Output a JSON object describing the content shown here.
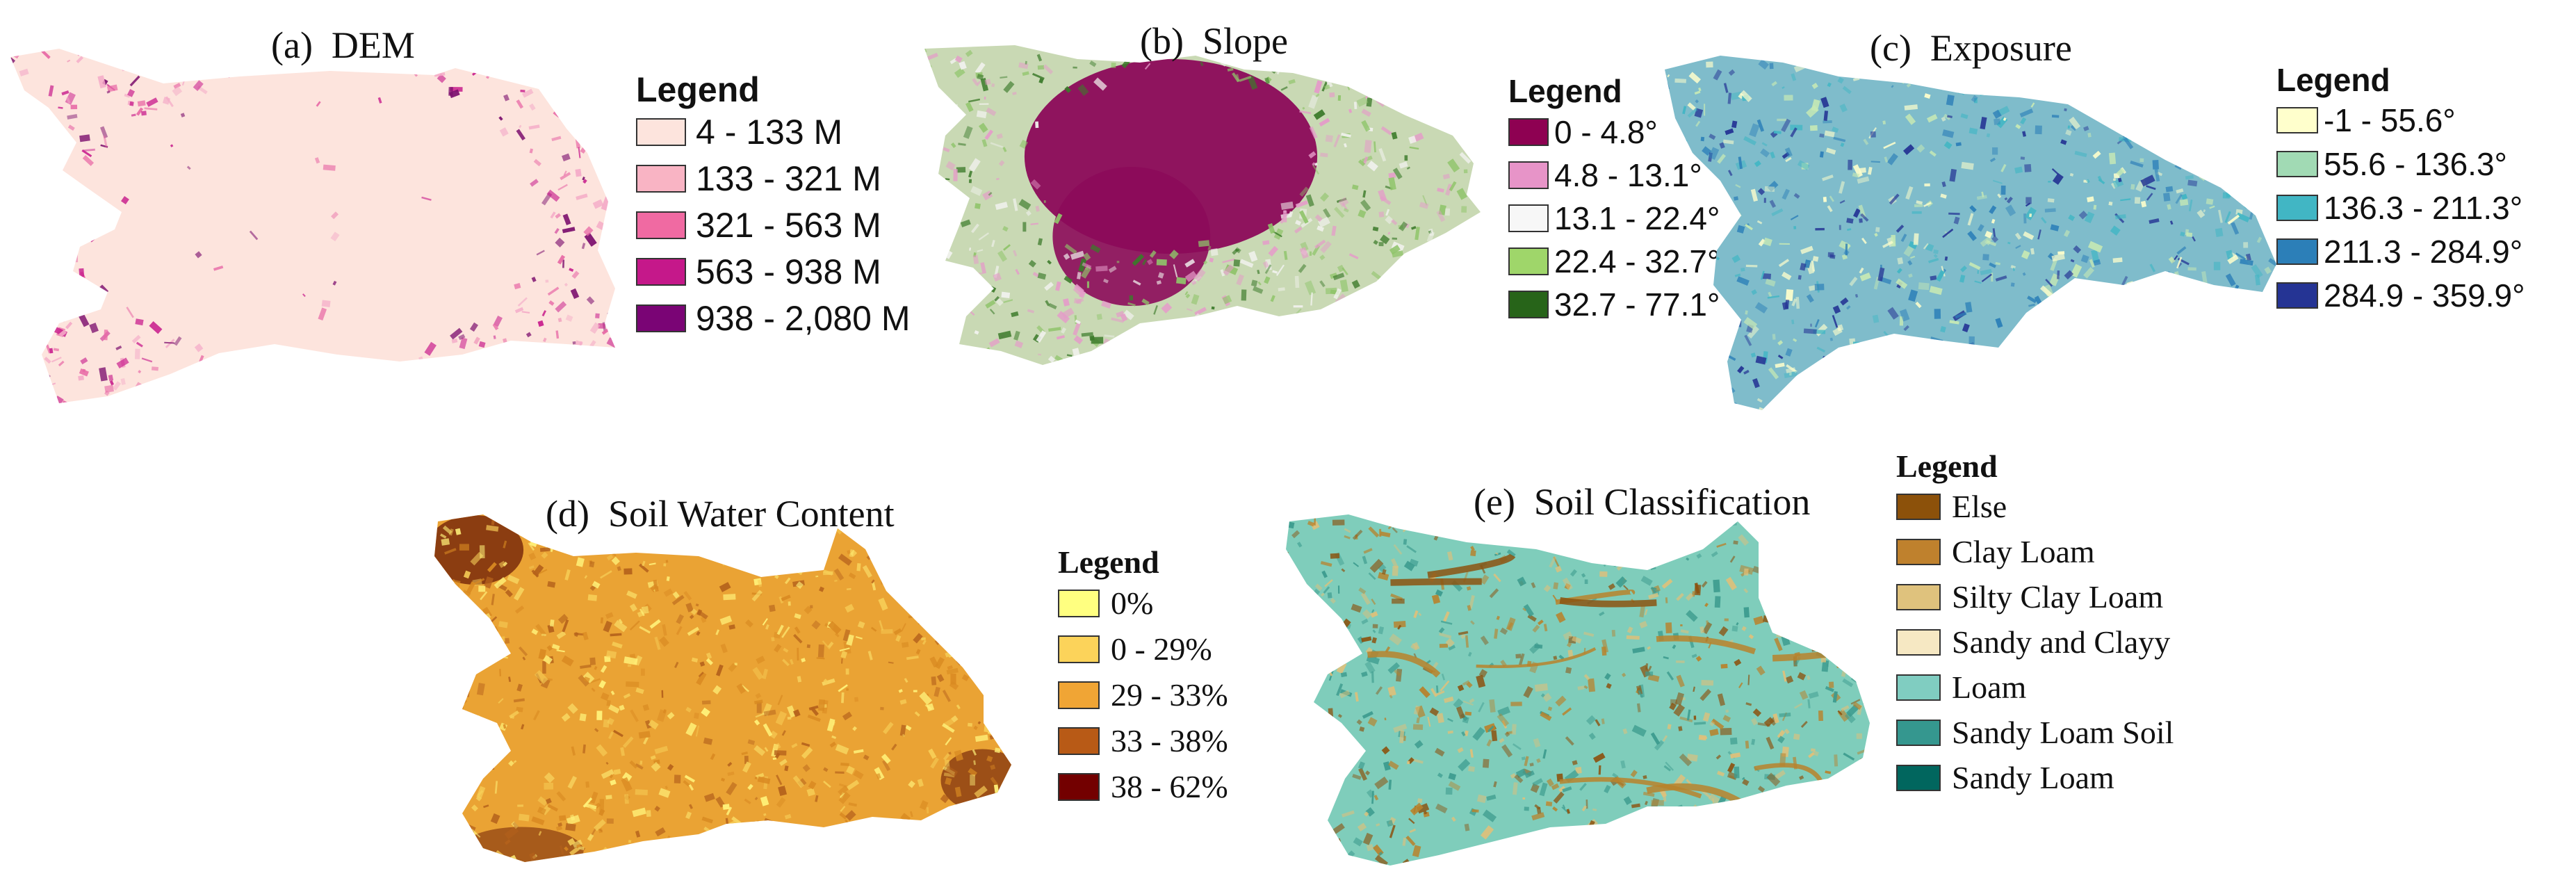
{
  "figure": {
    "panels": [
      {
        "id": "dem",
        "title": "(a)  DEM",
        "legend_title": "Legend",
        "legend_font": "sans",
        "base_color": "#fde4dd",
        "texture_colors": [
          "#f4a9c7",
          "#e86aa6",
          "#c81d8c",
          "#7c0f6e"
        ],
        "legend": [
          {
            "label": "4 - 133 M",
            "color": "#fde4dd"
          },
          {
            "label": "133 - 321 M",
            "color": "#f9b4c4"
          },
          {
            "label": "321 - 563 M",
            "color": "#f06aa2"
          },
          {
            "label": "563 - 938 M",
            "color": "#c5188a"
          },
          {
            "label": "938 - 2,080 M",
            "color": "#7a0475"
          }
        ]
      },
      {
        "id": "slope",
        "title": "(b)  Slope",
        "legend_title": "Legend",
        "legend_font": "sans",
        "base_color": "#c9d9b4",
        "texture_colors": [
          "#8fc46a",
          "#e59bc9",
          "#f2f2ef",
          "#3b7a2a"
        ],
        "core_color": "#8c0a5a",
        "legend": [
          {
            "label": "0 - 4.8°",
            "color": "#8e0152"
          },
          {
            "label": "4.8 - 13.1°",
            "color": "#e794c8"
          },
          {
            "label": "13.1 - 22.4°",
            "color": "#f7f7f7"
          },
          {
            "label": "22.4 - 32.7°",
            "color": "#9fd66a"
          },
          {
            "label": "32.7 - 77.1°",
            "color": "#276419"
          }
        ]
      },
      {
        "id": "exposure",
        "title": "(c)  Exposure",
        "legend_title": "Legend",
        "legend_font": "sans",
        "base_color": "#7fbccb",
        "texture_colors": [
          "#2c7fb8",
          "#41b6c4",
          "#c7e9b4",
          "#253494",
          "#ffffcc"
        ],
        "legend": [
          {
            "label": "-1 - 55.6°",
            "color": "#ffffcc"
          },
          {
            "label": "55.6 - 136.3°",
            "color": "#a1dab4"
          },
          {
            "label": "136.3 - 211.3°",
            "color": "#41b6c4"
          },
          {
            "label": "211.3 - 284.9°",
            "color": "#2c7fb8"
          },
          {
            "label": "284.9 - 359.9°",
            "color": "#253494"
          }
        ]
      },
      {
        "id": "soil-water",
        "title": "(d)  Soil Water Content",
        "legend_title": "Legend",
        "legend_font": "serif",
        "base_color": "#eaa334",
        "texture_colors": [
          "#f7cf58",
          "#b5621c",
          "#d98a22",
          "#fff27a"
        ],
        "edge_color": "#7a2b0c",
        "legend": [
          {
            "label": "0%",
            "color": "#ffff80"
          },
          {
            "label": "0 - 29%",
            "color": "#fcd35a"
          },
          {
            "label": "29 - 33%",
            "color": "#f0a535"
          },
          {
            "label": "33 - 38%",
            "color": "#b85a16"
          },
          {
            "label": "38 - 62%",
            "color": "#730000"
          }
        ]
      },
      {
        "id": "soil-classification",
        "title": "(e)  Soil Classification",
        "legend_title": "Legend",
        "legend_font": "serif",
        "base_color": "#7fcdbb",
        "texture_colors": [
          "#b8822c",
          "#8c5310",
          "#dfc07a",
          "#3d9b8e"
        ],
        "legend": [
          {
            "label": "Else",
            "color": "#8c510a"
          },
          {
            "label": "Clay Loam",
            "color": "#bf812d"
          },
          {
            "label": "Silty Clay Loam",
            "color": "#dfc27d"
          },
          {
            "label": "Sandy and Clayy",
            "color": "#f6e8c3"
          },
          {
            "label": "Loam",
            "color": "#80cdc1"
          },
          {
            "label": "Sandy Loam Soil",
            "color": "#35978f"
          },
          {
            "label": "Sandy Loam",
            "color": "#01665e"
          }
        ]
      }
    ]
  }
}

==

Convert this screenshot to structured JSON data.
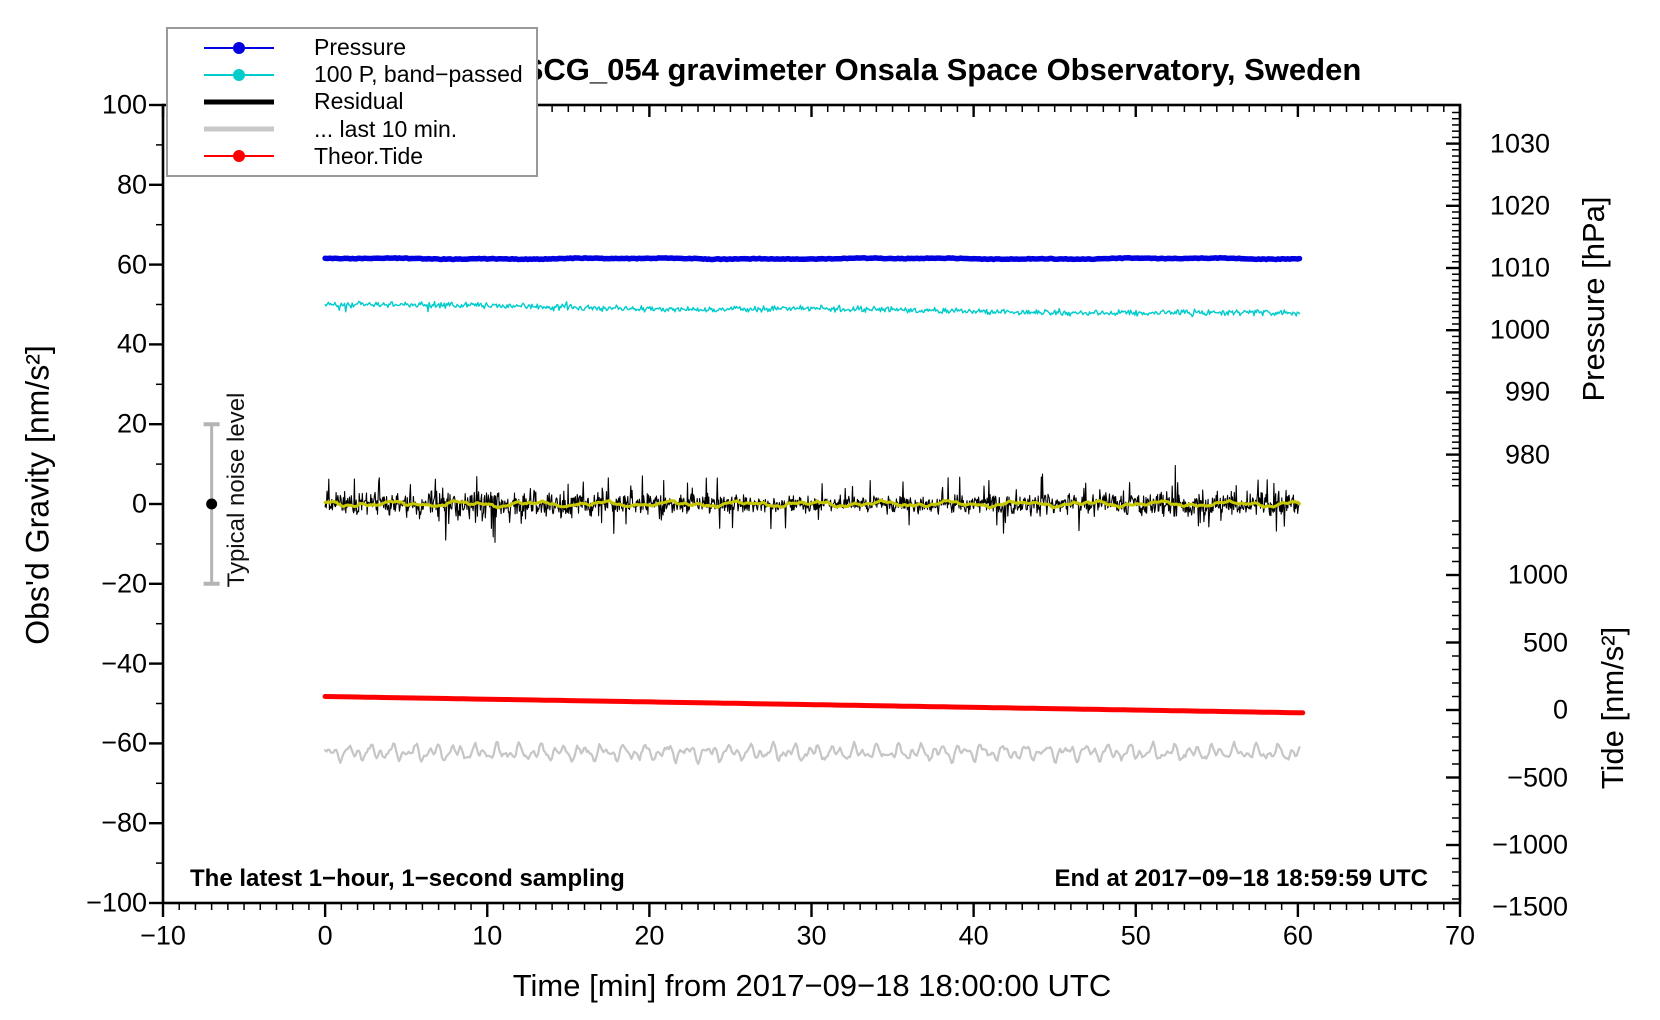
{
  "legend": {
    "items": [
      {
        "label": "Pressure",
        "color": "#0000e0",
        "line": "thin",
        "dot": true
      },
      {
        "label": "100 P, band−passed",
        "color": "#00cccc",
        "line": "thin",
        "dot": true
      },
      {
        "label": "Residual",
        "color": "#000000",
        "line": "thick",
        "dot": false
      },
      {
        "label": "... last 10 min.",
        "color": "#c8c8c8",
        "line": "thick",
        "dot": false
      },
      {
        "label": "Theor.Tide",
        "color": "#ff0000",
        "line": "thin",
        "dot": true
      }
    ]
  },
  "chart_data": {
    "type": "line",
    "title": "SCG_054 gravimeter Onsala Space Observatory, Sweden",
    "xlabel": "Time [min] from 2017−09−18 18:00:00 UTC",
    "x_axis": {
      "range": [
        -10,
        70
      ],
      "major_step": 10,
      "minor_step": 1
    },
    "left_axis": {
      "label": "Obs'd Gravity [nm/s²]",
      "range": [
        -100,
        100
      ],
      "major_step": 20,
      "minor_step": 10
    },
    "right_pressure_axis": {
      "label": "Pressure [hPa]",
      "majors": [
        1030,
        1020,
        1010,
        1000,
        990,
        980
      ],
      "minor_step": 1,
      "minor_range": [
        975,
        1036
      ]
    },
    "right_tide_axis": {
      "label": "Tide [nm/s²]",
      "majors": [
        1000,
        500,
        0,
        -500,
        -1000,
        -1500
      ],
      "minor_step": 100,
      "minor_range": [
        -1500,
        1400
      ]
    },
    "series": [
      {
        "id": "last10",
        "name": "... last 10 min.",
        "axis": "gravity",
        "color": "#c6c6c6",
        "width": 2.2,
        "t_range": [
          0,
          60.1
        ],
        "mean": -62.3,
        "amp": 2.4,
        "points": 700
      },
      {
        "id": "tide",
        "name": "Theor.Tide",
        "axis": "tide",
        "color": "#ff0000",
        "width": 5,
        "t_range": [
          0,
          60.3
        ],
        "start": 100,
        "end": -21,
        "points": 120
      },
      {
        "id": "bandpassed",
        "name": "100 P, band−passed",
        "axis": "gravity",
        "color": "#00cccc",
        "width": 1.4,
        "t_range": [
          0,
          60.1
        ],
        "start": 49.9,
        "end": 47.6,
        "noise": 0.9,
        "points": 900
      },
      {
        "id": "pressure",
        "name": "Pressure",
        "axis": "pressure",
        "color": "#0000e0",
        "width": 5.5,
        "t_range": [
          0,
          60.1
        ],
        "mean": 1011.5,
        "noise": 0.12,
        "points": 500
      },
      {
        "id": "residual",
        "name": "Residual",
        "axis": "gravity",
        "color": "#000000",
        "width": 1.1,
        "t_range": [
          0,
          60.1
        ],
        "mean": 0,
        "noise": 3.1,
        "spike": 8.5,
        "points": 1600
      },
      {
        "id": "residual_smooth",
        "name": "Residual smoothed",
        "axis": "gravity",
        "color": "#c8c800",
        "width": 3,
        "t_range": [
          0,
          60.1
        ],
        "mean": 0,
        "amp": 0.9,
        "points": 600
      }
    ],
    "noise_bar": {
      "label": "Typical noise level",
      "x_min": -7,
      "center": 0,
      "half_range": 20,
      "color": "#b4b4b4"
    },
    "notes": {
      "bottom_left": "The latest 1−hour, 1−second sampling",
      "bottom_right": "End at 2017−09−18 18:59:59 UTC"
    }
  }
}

...

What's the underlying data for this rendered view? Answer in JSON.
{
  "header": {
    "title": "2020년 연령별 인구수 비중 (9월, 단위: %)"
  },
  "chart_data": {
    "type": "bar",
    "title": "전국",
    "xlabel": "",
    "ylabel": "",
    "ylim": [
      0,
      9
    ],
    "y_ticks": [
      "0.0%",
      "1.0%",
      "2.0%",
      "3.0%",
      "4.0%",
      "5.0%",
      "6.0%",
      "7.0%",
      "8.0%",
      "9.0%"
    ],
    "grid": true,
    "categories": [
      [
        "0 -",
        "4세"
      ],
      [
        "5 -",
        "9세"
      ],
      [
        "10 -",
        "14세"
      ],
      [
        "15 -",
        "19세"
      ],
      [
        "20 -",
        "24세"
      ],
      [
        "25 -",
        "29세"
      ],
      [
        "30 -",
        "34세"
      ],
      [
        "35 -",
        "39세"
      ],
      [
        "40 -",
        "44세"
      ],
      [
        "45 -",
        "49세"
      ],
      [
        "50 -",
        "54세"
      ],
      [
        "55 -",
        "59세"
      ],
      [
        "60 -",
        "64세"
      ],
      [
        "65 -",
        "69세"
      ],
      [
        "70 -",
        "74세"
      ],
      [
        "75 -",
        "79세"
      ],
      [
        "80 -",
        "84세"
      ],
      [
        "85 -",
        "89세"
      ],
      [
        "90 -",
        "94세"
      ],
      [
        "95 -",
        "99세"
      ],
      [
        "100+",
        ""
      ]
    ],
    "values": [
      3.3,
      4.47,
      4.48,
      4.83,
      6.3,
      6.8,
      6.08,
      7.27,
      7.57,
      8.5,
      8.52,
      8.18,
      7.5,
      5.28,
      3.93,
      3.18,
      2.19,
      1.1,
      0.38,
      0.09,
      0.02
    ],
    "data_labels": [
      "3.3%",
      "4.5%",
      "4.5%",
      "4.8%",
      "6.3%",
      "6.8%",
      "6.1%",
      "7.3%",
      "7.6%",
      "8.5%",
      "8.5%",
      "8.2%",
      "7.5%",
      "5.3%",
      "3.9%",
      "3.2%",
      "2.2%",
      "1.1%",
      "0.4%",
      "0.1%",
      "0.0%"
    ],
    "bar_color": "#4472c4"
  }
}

### GIVEN REQUEST
Which lines include the word "Sandy"? List them all.

### RESULT OF THIS TASK
            "label": "Sandy and Clayy",
            "label": "Sandy Loam Soil",
            "label": "Sandy Loam",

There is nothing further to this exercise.